Aim:
Using the records below, give the number of lines where the word "text" appears, with no further output.

Dataset entries:
★ ★ ★
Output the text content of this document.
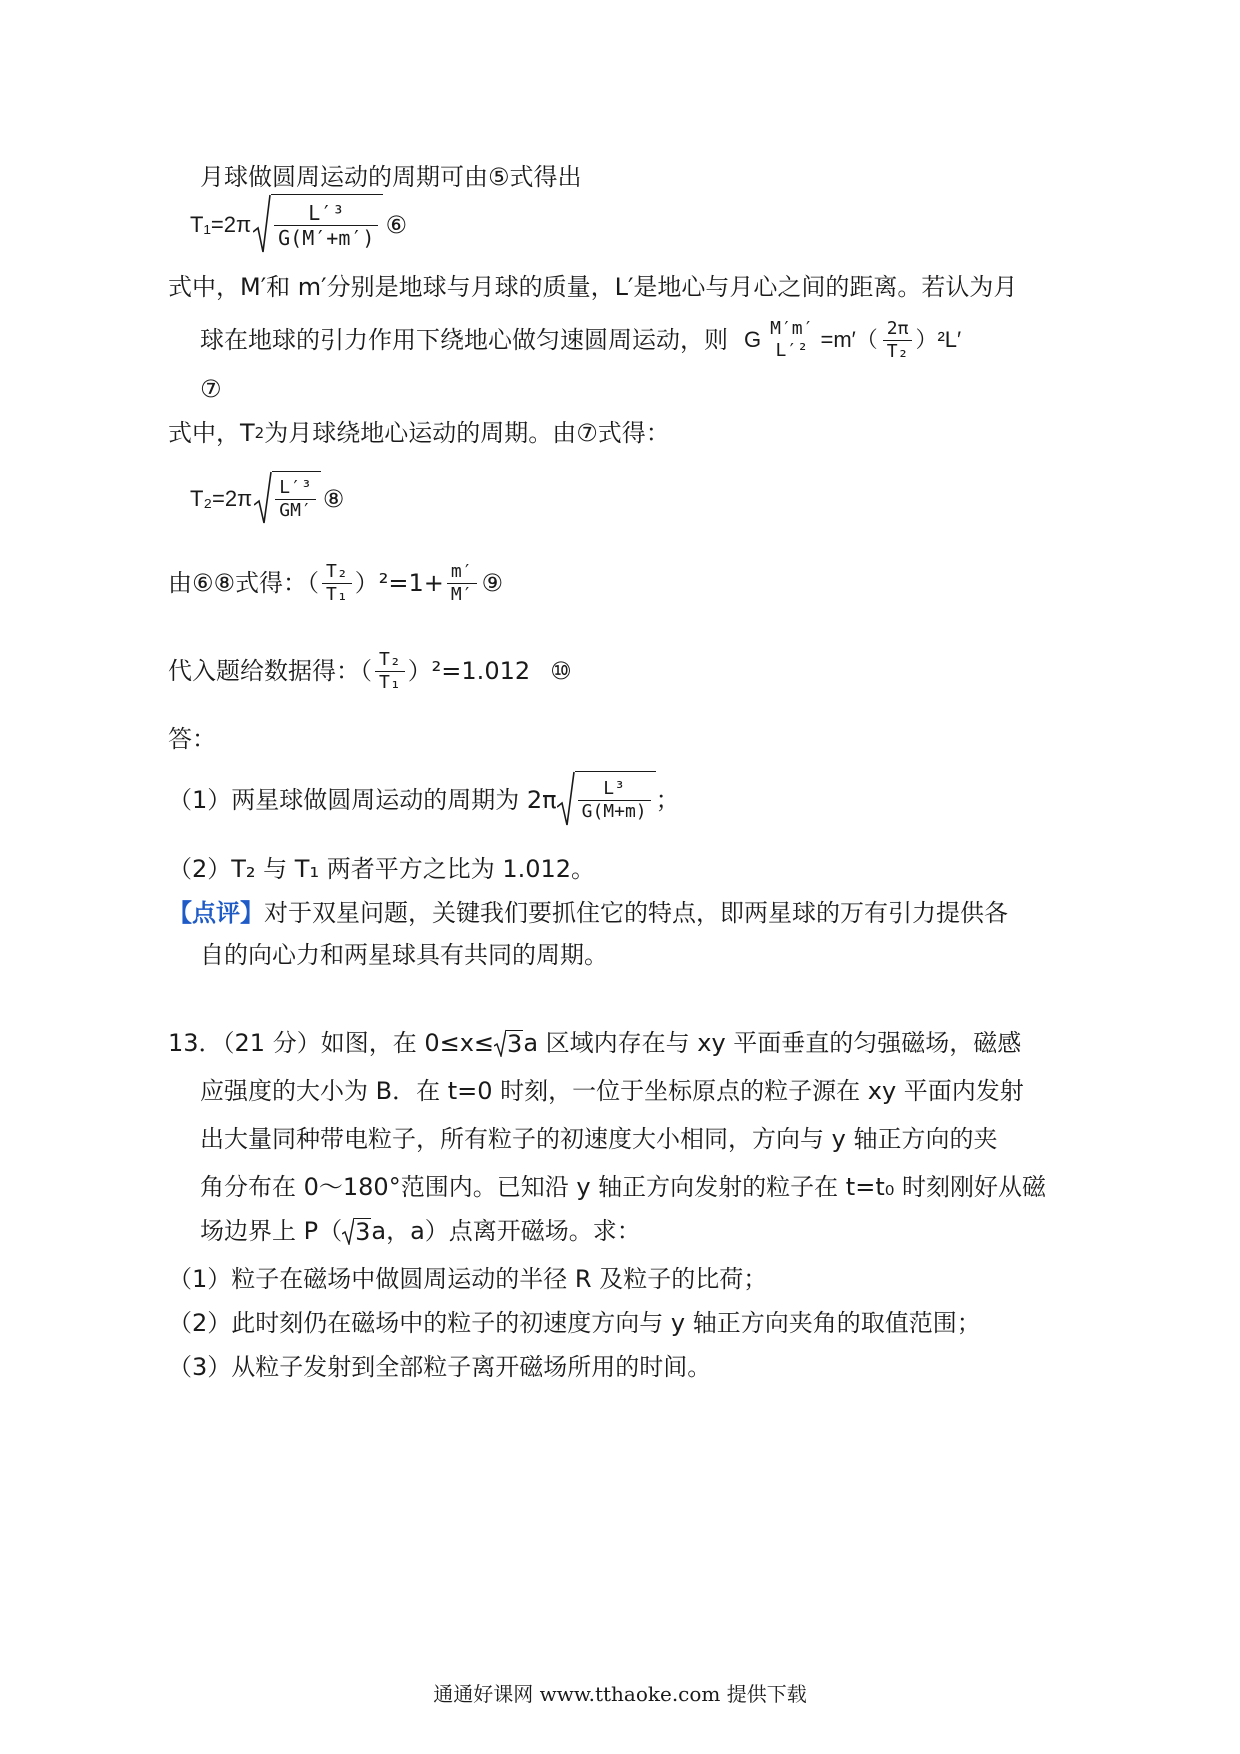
月球做圆周运动的周期可由⑤式得出
$T_1=2\pi \frac{\text{L′³}}{G(M'+m')}$ ⑥
式中，M′和 m′分别是地球与月球的质量，L′是地心与月心之间的距离。若认为月
球在地球的引力作用下绕地心做匀速圆周运动，则 G M′m′
$L'^2 =m'( \frac{2\pi}{\text{T₂}} )^2L'$
⑦
式中， T 2 为月球绕地心运动的周期。由⑦式得：
$T_2=2\pi \frac{\text{L′³}}{GM'}$ ⑧
由⑥⑧式得：（ $\frac{\text{T₂}}{\text{T₁}} )^2=1+ \frac{m'}{M'}$ ⑨
代入题给数据得：（ $\frac{\text{T₂}}{\text{T₁}} )^2=1.012$ ⑩
答：
（1）两星球做圆周运动的周期为 $2\pi \frac{\text{L³}}{G(M+m)}$ ；
（2）T₂ 与 T₁ 两者平方之比为 1.012。
【点评】 对于双星问题，关键我们要抓住它的特点，即两星球的万有引力提供各
自的向心力和两星球具有共同的周期。
13．（21 分）如图，在 0≤x≤ 3 a 区域内存在与 xy 平面垂直的匀强磁场，磁感
应强度的大小为 B．在 t=0 时刻，一位于坐标原点的粒子源在 xy 平面内发射
出大量同种带电粒子，所有粒子的初速度大小相同，方向与 y 轴正方向的夹
角分布在 0～180°范围内。已知沿 y 轴正方向发射的粒子在 t=t₀ 时刻刚好从磁
场边界上 P（ 3 a，a）点离开磁场。求：
（1）粒子在磁场中做圆周运动的半径 R 及粒子的比荷；
（2）此时刻仍在磁场中的粒子的初速度方向与 y 轴正方向夹角的取值范围；
（3）从粒子发射到全部粒子离开磁场所用的时间。
通通好课网 www.tthaoke.com 提供下载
★ ★ ★
Output below:
7